**Stated task**. Gather all lines from the material that contain the word "JSON".

====

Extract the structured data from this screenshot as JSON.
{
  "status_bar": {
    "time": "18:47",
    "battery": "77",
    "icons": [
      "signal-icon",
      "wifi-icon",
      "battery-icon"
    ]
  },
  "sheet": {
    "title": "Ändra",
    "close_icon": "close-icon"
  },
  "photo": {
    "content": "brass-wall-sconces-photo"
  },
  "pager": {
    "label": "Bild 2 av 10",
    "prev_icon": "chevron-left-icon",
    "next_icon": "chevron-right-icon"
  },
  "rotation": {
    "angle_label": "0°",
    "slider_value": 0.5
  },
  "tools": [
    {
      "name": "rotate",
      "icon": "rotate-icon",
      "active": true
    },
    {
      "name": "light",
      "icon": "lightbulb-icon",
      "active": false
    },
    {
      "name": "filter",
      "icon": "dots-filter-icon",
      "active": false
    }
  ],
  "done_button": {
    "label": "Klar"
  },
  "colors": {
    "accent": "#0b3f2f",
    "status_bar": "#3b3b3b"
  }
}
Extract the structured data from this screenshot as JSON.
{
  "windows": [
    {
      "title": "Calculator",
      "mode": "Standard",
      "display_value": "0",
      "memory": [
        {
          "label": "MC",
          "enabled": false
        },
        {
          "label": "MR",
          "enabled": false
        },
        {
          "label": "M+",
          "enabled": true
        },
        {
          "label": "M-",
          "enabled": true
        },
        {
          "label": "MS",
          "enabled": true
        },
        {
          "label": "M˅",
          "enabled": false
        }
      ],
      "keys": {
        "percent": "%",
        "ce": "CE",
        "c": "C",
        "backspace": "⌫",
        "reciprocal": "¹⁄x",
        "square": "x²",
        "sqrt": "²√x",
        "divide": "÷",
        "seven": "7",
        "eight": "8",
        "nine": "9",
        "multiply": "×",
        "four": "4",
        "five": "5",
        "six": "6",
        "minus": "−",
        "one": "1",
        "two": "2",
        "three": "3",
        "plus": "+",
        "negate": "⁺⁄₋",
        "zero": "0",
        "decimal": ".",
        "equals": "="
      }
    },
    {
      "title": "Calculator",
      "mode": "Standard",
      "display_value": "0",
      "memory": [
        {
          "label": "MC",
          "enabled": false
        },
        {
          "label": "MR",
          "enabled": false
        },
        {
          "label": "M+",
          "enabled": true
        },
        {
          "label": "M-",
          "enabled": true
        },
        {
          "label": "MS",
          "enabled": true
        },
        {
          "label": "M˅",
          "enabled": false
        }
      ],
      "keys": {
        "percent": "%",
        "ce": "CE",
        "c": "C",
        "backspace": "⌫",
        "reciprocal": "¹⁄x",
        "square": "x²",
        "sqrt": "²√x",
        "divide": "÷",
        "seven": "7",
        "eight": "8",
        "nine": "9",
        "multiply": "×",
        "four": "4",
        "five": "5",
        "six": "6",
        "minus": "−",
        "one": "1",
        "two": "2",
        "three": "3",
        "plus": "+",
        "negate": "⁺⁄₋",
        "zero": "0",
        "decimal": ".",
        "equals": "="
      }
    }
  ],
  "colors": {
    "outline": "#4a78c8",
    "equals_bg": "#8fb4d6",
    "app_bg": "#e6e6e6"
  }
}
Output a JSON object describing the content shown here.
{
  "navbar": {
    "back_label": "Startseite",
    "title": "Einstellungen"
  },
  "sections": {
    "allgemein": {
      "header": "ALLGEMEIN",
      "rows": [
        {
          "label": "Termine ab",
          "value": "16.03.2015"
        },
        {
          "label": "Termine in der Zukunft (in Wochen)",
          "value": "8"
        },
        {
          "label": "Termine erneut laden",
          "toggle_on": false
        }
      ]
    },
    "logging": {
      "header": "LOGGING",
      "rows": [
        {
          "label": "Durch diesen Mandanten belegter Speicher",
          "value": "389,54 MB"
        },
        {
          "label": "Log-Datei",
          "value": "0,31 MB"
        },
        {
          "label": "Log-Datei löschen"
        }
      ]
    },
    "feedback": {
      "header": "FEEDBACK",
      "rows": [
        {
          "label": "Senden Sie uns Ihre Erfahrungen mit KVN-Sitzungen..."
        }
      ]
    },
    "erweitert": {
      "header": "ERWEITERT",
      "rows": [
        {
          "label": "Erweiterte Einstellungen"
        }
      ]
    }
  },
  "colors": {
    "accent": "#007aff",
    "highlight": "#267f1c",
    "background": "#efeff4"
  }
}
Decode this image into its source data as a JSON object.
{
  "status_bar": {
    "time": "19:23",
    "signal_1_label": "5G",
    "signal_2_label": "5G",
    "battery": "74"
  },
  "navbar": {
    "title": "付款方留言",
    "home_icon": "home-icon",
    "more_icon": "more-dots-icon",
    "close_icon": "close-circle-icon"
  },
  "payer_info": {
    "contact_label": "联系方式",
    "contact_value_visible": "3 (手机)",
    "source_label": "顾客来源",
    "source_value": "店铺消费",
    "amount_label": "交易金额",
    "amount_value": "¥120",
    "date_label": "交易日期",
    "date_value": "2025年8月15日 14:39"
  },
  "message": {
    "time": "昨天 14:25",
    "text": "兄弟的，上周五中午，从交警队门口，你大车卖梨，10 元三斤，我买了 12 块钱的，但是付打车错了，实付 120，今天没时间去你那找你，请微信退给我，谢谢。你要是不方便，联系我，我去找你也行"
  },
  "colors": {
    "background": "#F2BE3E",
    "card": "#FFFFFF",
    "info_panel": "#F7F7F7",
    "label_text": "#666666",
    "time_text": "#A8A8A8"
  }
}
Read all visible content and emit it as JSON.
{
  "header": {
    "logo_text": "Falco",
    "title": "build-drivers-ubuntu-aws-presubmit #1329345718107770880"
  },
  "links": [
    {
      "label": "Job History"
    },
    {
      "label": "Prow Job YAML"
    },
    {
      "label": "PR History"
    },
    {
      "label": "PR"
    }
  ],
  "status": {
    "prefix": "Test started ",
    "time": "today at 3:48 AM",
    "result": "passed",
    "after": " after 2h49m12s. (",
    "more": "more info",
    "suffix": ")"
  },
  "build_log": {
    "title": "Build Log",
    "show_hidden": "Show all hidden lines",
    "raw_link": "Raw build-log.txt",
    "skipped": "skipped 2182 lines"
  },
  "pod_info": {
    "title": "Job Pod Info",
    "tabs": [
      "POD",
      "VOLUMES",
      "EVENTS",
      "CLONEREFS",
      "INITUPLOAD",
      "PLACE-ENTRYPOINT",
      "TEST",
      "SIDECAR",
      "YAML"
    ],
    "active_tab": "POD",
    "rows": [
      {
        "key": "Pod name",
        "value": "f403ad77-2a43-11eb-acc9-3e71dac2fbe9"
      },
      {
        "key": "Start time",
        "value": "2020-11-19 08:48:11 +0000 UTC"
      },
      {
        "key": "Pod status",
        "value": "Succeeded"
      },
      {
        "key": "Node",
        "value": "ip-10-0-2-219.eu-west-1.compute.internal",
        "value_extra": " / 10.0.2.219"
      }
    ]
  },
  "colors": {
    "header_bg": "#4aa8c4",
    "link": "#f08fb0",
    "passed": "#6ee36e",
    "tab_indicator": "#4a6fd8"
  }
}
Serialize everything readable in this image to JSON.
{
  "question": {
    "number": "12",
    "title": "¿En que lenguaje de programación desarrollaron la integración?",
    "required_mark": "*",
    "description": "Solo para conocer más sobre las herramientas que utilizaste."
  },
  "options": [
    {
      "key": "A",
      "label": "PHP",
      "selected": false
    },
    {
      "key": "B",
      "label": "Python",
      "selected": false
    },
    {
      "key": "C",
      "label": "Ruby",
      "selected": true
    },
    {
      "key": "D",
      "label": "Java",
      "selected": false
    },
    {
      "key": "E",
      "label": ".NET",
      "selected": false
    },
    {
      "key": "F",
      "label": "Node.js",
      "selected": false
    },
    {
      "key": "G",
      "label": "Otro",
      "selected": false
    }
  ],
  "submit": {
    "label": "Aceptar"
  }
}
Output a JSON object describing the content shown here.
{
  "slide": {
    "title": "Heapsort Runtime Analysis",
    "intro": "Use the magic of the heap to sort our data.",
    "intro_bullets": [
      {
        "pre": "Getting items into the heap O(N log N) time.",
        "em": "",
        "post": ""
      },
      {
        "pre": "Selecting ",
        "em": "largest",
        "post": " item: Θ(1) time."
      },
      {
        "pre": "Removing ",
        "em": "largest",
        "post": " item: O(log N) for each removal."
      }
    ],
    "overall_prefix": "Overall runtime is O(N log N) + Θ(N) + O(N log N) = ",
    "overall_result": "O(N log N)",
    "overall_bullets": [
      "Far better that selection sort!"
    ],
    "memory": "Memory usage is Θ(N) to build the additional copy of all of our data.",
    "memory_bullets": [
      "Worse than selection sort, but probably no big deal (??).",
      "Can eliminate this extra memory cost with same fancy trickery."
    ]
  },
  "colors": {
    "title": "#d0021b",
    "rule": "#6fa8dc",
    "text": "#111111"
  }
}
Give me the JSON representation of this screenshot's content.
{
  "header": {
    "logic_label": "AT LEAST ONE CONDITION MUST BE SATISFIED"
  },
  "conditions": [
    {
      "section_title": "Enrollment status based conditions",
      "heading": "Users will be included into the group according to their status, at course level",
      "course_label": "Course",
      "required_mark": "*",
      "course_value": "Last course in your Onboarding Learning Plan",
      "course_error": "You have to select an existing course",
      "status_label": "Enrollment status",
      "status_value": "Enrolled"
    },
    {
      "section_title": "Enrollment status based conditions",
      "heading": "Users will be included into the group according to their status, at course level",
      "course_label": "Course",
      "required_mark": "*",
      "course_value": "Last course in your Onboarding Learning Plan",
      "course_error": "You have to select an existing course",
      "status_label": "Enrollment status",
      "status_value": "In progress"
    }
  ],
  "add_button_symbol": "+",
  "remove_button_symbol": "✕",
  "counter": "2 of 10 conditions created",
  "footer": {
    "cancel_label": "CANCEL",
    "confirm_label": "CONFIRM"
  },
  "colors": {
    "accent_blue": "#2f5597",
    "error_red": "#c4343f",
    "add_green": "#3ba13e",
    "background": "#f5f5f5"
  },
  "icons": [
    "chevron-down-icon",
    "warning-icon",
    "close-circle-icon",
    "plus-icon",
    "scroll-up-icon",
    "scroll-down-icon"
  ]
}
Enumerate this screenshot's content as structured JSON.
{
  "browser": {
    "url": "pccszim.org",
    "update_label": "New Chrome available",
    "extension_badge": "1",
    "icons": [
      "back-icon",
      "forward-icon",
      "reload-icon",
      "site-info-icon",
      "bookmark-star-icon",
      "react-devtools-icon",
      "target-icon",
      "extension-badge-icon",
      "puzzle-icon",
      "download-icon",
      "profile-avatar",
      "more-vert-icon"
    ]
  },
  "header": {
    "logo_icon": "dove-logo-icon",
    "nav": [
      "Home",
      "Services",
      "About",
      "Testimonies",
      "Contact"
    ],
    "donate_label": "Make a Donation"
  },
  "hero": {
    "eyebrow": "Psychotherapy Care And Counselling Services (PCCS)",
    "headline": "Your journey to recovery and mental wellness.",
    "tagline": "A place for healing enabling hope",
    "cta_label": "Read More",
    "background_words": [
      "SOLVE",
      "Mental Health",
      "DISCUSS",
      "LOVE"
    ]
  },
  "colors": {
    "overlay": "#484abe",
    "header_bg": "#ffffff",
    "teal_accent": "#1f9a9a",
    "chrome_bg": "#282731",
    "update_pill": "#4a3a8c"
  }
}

====

**Answer to the exercise**.
Extract the structured data from this screenshot as JSON.
Extract the structured data from this screenshot as JSON.
Output a JSON object describing the content shown here.
Decode this image into its source data as a JSON object.
Read all visible content and emit it as JSON.
Serialize everything readable in this image to JSON.
Output a JSON object describing the content shown here.
Give me the JSON representation of this screenshot's content.
Enumerate this screenshot's content as structured JSON.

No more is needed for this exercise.